── DATA PROVIDED

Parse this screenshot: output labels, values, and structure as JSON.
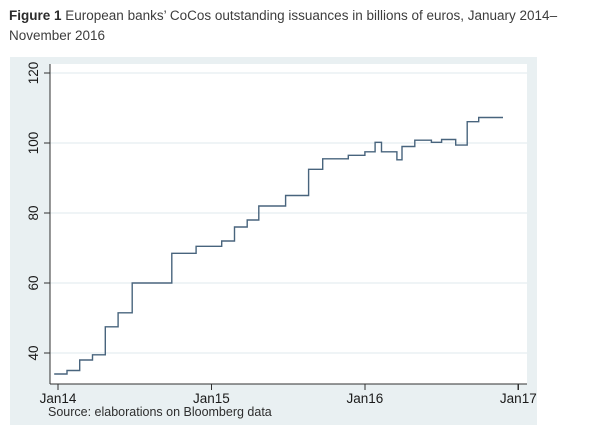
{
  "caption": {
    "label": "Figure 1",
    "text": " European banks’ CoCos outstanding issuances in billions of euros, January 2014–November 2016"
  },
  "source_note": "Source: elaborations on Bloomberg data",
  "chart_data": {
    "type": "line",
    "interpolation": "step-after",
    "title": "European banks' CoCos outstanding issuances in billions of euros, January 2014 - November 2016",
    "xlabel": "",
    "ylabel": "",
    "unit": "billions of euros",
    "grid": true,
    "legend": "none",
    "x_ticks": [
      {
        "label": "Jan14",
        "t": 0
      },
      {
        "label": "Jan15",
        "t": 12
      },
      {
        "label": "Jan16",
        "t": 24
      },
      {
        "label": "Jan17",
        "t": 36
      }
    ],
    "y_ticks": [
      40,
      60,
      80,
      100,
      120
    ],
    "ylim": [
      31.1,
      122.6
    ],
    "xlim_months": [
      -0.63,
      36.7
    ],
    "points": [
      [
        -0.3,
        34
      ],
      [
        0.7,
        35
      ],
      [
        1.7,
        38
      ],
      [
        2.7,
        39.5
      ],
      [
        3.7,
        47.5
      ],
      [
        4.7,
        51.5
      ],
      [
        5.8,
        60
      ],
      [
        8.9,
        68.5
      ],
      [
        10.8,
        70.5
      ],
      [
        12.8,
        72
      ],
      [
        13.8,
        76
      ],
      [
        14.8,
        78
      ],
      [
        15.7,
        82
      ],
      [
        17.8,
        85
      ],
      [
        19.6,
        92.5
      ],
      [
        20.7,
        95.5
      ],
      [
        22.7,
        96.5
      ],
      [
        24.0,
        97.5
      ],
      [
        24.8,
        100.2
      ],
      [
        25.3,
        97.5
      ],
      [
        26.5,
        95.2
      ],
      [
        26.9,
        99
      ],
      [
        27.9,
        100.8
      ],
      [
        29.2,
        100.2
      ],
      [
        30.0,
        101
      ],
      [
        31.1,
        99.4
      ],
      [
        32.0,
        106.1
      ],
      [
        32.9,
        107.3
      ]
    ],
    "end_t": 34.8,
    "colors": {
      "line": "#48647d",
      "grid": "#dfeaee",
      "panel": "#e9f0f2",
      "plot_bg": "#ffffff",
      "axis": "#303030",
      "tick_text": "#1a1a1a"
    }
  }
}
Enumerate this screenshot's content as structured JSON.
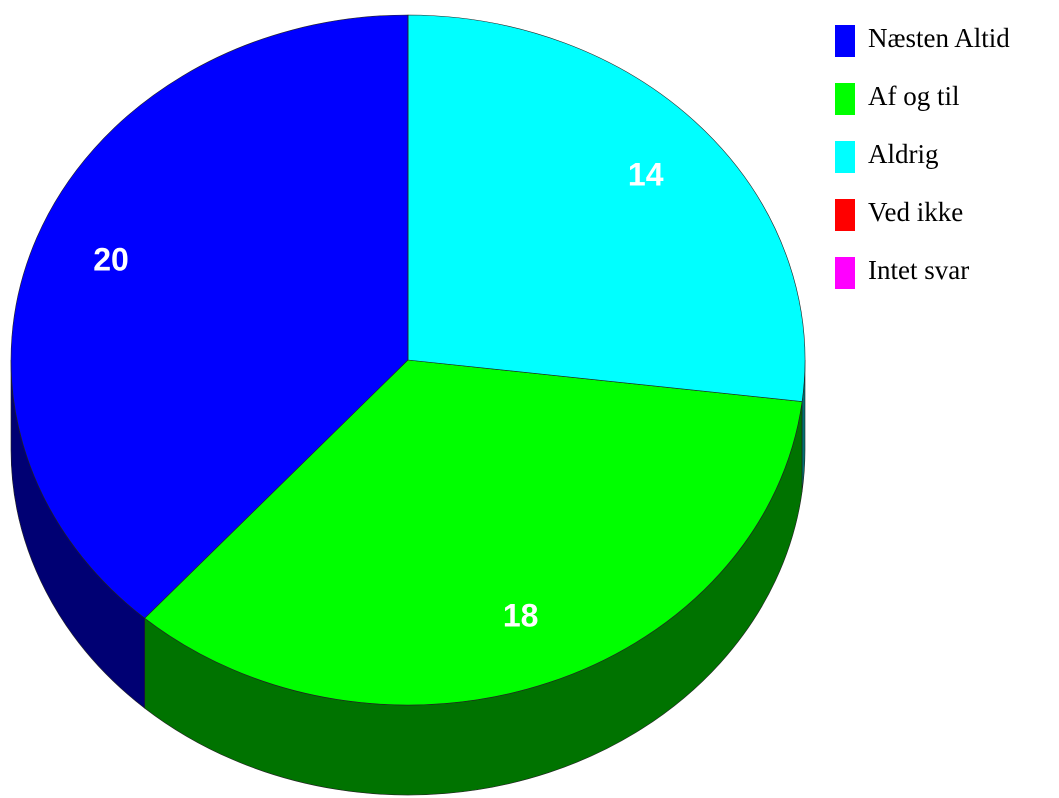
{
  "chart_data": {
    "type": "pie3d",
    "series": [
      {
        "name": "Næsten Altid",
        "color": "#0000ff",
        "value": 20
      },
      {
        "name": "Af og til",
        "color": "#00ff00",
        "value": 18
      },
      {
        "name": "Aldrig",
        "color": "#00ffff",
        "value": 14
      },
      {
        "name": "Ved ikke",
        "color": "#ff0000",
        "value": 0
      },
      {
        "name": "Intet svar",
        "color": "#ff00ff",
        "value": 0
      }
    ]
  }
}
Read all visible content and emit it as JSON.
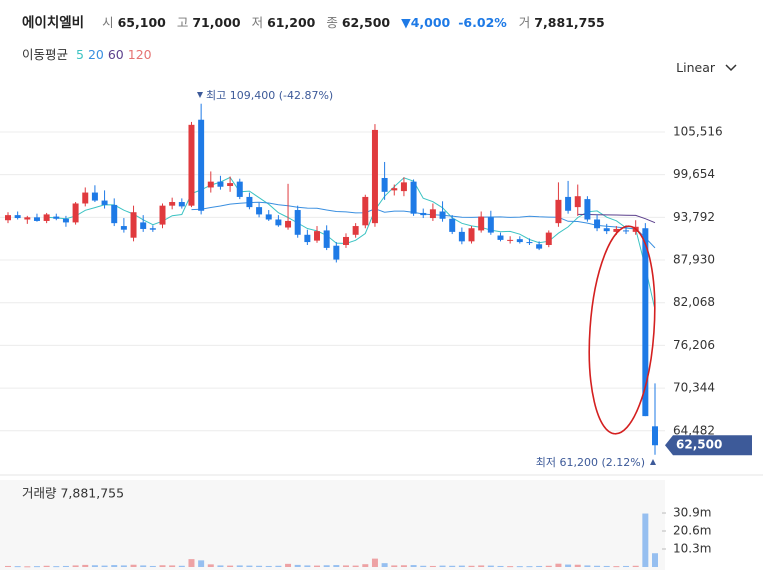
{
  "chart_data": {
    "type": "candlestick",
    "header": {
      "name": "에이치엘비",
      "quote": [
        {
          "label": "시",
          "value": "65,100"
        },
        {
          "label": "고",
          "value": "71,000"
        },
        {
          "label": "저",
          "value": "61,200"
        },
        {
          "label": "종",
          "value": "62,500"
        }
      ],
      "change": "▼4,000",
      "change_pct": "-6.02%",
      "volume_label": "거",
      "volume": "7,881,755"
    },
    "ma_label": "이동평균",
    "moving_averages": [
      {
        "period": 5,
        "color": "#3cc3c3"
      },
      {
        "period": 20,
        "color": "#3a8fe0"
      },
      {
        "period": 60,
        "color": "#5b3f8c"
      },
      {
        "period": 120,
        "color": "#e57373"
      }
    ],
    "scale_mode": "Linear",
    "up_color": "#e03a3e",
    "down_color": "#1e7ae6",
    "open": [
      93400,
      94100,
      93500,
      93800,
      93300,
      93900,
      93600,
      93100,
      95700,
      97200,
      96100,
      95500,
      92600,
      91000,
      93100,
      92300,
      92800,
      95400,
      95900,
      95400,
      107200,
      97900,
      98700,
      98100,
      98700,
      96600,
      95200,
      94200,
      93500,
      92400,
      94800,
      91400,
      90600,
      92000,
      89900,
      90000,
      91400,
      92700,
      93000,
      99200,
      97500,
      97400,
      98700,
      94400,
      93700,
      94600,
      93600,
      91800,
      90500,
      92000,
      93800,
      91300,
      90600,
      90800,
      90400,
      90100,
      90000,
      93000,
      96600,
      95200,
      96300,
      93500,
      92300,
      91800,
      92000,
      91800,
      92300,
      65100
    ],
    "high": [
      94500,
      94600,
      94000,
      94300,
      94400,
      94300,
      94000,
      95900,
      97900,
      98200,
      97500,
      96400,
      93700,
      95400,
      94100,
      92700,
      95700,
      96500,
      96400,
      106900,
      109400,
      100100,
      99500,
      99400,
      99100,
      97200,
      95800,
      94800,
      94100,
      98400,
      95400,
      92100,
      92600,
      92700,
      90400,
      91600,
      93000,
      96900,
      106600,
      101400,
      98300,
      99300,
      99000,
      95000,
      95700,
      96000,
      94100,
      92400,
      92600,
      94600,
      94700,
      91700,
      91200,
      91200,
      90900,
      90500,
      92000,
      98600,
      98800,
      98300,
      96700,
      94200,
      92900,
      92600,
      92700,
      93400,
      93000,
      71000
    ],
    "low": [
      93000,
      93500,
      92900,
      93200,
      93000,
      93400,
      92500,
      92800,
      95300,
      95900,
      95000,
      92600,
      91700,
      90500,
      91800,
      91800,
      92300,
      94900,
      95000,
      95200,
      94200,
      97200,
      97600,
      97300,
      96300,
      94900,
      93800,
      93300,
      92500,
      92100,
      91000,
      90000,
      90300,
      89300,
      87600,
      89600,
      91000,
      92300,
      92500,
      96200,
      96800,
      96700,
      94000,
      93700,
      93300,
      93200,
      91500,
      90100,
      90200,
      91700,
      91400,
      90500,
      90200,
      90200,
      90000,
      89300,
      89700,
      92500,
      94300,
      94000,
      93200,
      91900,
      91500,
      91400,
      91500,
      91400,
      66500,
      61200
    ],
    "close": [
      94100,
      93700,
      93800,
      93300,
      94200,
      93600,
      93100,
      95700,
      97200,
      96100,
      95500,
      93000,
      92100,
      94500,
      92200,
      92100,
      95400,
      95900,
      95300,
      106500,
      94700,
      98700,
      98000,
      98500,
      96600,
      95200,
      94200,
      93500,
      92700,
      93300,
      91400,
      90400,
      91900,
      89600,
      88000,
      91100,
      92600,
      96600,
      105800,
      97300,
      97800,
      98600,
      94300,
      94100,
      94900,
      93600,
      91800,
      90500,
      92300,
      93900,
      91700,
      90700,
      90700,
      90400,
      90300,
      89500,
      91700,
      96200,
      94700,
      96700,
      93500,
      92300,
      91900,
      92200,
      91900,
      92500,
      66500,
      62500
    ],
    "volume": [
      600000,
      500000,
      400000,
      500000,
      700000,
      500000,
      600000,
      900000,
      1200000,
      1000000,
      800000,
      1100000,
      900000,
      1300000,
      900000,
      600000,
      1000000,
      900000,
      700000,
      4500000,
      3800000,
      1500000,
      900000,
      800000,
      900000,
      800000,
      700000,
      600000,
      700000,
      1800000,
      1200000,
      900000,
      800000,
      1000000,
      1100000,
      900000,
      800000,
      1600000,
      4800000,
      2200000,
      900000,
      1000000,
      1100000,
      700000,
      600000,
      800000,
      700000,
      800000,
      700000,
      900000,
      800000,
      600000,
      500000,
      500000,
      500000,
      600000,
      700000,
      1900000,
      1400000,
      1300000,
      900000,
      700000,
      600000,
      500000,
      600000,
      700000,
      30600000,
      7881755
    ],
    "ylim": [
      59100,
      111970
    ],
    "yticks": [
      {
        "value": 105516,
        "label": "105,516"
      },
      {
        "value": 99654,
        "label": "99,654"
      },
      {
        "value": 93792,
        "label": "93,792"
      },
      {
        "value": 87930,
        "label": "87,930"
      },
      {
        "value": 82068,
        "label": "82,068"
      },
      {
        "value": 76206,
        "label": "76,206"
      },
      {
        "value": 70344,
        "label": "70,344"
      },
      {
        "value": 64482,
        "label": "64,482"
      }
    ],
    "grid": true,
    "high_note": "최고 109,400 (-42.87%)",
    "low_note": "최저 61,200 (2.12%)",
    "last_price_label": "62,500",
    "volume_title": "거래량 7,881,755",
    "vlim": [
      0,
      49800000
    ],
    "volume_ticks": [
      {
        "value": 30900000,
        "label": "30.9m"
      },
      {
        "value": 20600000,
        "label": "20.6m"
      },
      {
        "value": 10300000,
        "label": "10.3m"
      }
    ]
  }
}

────

Go over the data above and copy every line that has the word "billions" in it.

• FINAL RESULT:
    "text": " European banks’ CoCos outstanding issuances in billions of euros, January 2014–November 2016"
    "title": "European banks' CoCos outstanding issuances in billions of euros, January 2014 - November 2016",
    "unit": "billions of euros",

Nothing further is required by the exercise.